Exactly reproduce the entries, dropping any pictures from your copy.

> [ENTRIES]
□ □ □ □

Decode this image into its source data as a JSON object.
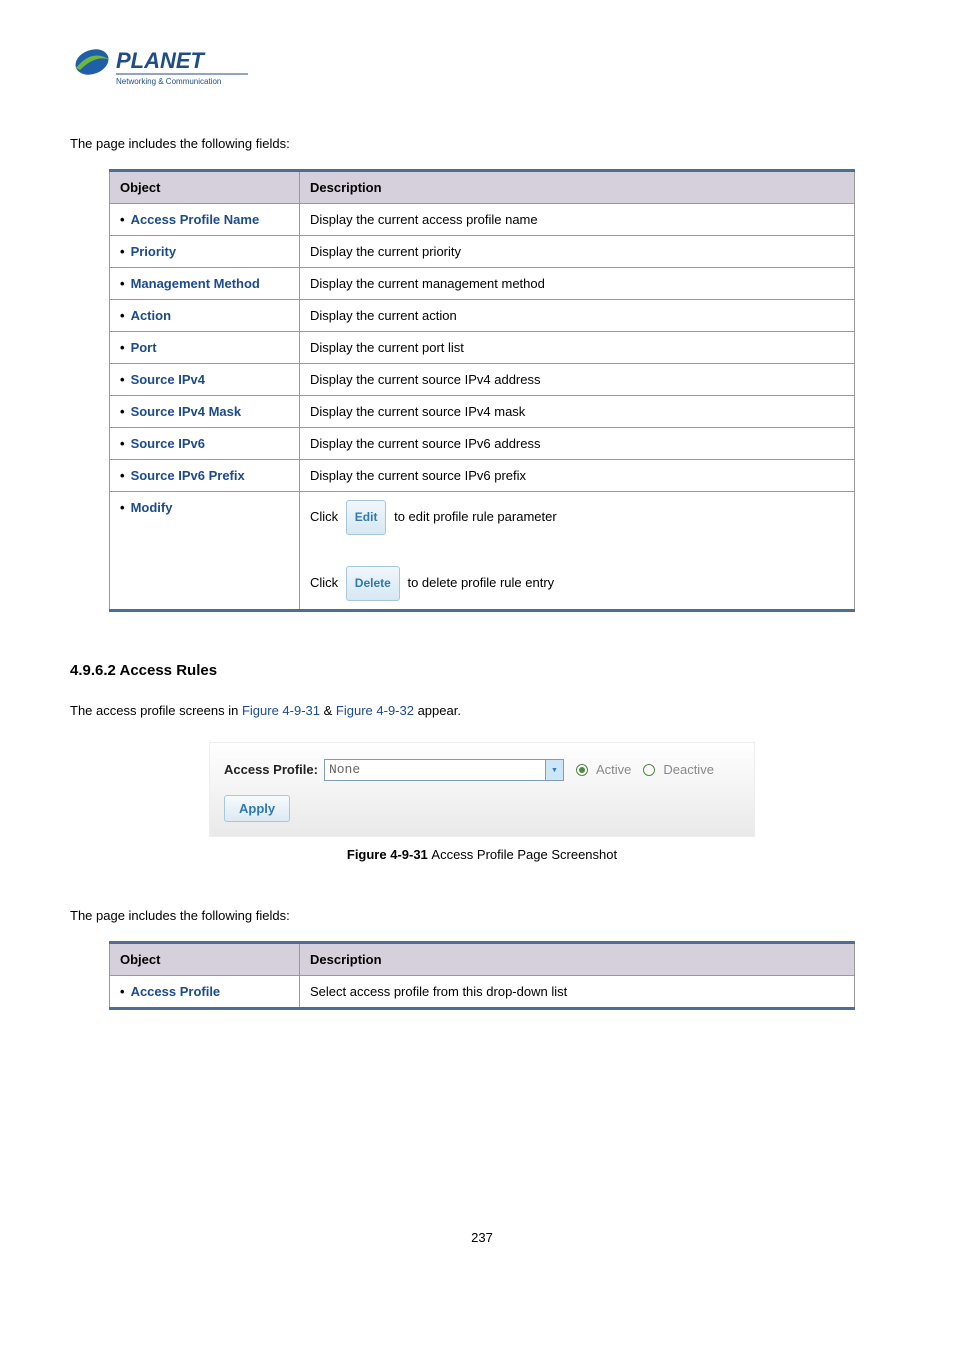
{
  "logo": {
    "brand": "PLANET",
    "tagline": "Networking & Communication"
  },
  "intro1": "The page includes the following fields:",
  "table1": {
    "head_obj": "Object",
    "head_desc": "Description",
    "rows": [
      {
        "obj": "Access Profile Name",
        "desc": "Display the current access profile name"
      },
      {
        "obj": "Priority",
        "desc": "Display the current priority"
      },
      {
        "obj": "Management Method",
        "desc": "Display the current management method"
      },
      {
        "obj": "Action",
        "desc": "Display the current action"
      },
      {
        "obj": "Port",
        "desc": "Display the current port list"
      },
      {
        "obj": "Source IPv4",
        "desc": "Display the current source IPv4 address"
      },
      {
        "obj": "Source IPv4 Mask",
        "desc": "Display the current source IPv4 mask"
      },
      {
        "obj": "Source IPv6",
        "desc": "Display the current source IPv6 address"
      },
      {
        "obj": "Source IPv6 Prefix",
        "desc": "Display the current source IPv6 prefix"
      }
    ],
    "modify": {
      "obj": "Modify",
      "click1_pre": "Click",
      "edit_btn": "Edit",
      "click1_post": "to edit profile rule parameter",
      "click2_pre": "Click",
      "delete_btn": "Delete",
      "click2_post": "to delete profile rule entry"
    }
  },
  "section_heading": "4.9.6.2 Access Rules",
  "body_sentence": {
    "pre": "The access profile screens in ",
    "link1": "Figure 4-9-31",
    "mid": " & ",
    "link2": "Figure 4-9-32",
    "post": " appear."
  },
  "screenshot": {
    "label": "Access Profile:",
    "select_value": "None",
    "radio_active": "Active",
    "radio_deactive": "Deactive",
    "apply": "Apply"
  },
  "figure_caption": {
    "bold": "Figure 4-9-31 ",
    "rest": "Access Profile Page Screenshot"
  },
  "intro2": "The page includes the following fields:",
  "table2": {
    "head_obj": "Object",
    "head_desc": "Description",
    "rows": [
      {
        "obj": "Access Profile",
        "desc": "Select access profile from this drop-down list"
      }
    ]
  },
  "page_number": "237"
}
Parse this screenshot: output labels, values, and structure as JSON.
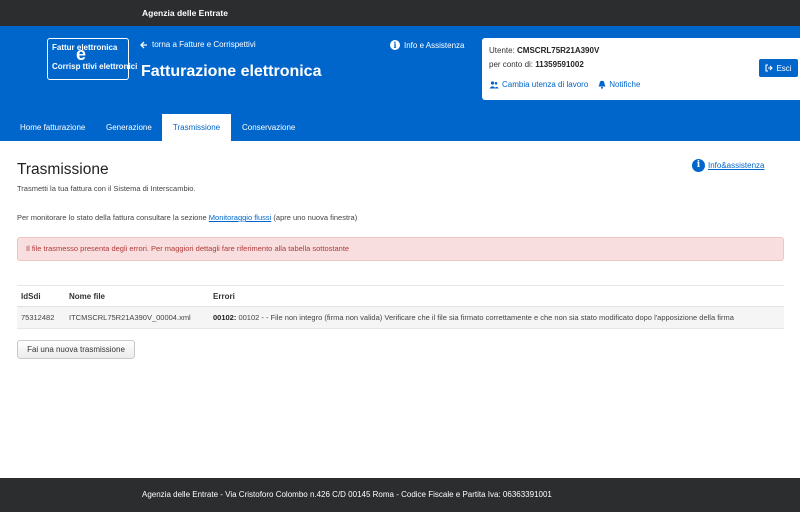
{
  "topbar": {
    "agency": "Agenzia delle Entrate"
  },
  "header": {
    "logo_line1": "Fattur   elettronica",
    "logo_line2": "Corrisp   ttivi  elettronici",
    "logo_mark": "e",
    "back_link": "torna a Fatture e Corrispettivi",
    "app_title": "Fatturazione elettronica",
    "info_link": "Info e Assistenza"
  },
  "user": {
    "user_label": "Utente:",
    "user_value": "CMSCRL75R21A390V",
    "account_label": "per conto di:",
    "account_value": "11359591002",
    "change_user": "Cambia utenza di lavoro",
    "notifications": "Notifiche",
    "exit": "Esci"
  },
  "tabs": [
    {
      "label": "Home fatturazione"
    },
    {
      "label": "Generazione"
    },
    {
      "label": "Trasmissione"
    },
    {
      "label": "Conservazione"
    }
  ],
  "main": {
    "title": "Trasmissione",
    "subtitle": "Trasmetti la tua fattura con il Sistema di Interscambio.",
    "help_link": "Info&assistenza",
    "monitor_prefix": "Per monitorare lo stato della fattura consultare la sezione ",
    "monitor_link": "Monitoraggio flussi",
    "monitor_suffix": " (apre uno nuova finestra)",
    "alert": "Il file trasmesso presenta degli errori. Per maggiori dettagli fare riferimento alla tabella sottostante",
    "new_button": "Fai una nuova trasmissione"
  },
  "table": {
    "headers": [
      "IdSdi",
      "Nome file",
      "Errori"
    ],
    "rows": [
      {
        "idsdi": "75312482",
        "file": "ITCMSCRL75R21A390V_00004.xml",
        "error_code": "00102:",
        "error_text": " 00102 - - File non integro (firma non valida) Verificare che il file sia firmato correttamente e che non sia stato modificato dopo l'apposizione della firma"
      }
    ]
  },
  "footer": {
    "text": "Agenzia delle Entrate - Via Cristoforo Colombo n.426 C/D 00145 Roma - Codice Fiscale e Partita Iva: 06363391001"
  },
  "colors": {
    "brand_blue": "#0066cc",
    "dark_bar": "#2b2d2f",
    "alert_bg": "#f8dede",
    "alert_text": "#b03a3a"
  },
  "icons": {
    "back": "arrow-left-icon",
    "info": "info-circle-icon",
    "users": "users-icon",
    "bell": "bell-icon",
    "exit": "sign-out-icon"
  }
}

□ □ □ □

> [EXPECTED OUTPUT]
Decode this image into its source data as a JSON object.
{
  "logo": {
    "brand": "PLANET",
    "tagline": "Networking & Communication"
  },
  "intro1": "The page includes the following fields:",
  "table1": {
    "head_obj": "Object",
    "head_desc": "Description",
    "rows": [
      {
        "obj": "Access Profile Name",
        "desc": "Display the current access profile name"
      },
      {
        "obj": "Priority",
        "desc": "Display the current priority"
      },
      {
        "obj": "Management Method",
        "desc": "Display the current management method"
      },
      {
        "obj": "Action",
        "desc": "Display the current action"
      },
      {
        "obj": "Port",
        "desc": "Display the current port list"
      },
      {
        "obj": "Source IPv4",
        "desc": "Display the current source IPv4 address"
      },
      {
        "obj": "Source IPv4 Mask",
        "desc": "Display the current source IPv4 mask"
      },
      {
        "obj": "Source IPv6",
        "desc": "Display the current source IPv6 address"
      },
      {
        "obj": "Source IPv6 Prefix",
        "desc": "Display the current source IPv6 prefix"
      }
    ],
    "modify": {
      "obj": "Modify",
      "click1_pre": "Click",
      "edit_btn": "Edit",
      "click1_post": "to edit profile rule parameter",
      "click2_pre": "Click",
      "delete_btn": "Delete",
      "click2_post": "to delete profile rule entry"
    }
  },
  "section_heading": "4.9.6.2 Access Rules",
  "body_sentence": {
    "pre": "The access profile screens in ",
    "link1": "Figure 4-9-31",
    "mid": " & ",
    "link2": "Figure 4-9-32",
    "post": " appear."
  },
  "screenshot": {
    "label": "Access Profile:",
    "select_value": "None",
    "radio_active": "Active",
    "radio_deactive": "Deactive",
    "apply": "Apply"
  },
  "figure_caption": {
    "bold": "Figure 4-9-31 ",
    "rest": "Access Profile Page Screenshot"
  },
  "intro2": "The page includes the following fields:",
  "table2": {
    "head_obj": "Object",
    "head_desc": "Description",
    "rows": [
      {
        "obj": "Access Profile",
        "desc": "Select access profile from this drop-down list"
      }
    ]
  },
  "page_number": "237"
}
Parse this screenshot: output labels, values, and structure as JSON.
{
  "topbar": {
    "agency": "Agenzia delle Entrate"
  },
  "header": {
    "logo_line1": "Fattur   elettronica",
    "logo_line2": "Corrisp   ttivi  elettronici",
    "logo_mark": "e",
    "back_link": "torna a Fatture e Corrispettivi",
    "app_title": "Fatturazione elettronica",
    "info_link": "Info e Assistenza"
  },
  "user": {
    "user_label": "Utente:",
    "user_value": "CMSCRL75R21A390V",
    "account_label": "per conto di:",
    "account_value": "11359591002",
    "change_user": "Cambia utenza di lavoro",
    "notifications": "Notifiche",
    "exit": "Esci"
  },
  "tabs": [
    {
      "label": "Home fatturazione"
    },
    {
      "label": "Generazione"
    },
    {
      "label": "Trasmissione"
    },
    {
      "label": "Conservazione"
    }
  ],
  "main": {
    "title": "Trasmissione",
    "subtitle": "Trasmetti la tua fattura con il Sistema di Interscambio.",
    "help_link": "Info&assistenza",
    "monitor_prefix": "Per monitorare lo stato della fattura consultare la sezione ",
    "monitor_link": "Monitoraggio flussi",
    "monitor_suffix": " (apre uno nuova finestra)",
    "alert": "Il file trasmesso presenta degli errori. Per maggiori dettagli fare riferimento alla tabella sottostante",
    "new_button": "Fai una nuova trasmissione"
  },
  "table": {
    "headers": [
      "IdSdi",
      "Nome file",
      "Errori"
    ],
    "rows": [
      {
        "idsdi": "75312482",
        "file": "ITCMSCRL75R21A390V_00004.xml",
        "error_code": "00102:",
        "error_text": " 00102 - - File non integro (firma non valida) Verificare che il file sia firmato correttamente e che non sia stato modificato dopo l'apposizione della firma"
      }
    ]
  },
  "footer": {
    "text": "Agenzia delle Entrate - Via Cristoforo Colombo n.426 C/D 00145 Roma - Codice Fiscale e Partita Iva: 06363391001"
  },
  "colors": {
    "brand_blue": "#0066cc",
    "dark_bar": "#2b2d2f",
    "alert_bg": "#f8dede",
    "alert_text": "#b03a3a"
  },
  "icons": {
    "back": "arrow-left-icon",
    "info": "info-circle-icon",
    "users": "users-icon",
    "bell": "bell-icon",
    "exit": "sign-out-icon"
  }
}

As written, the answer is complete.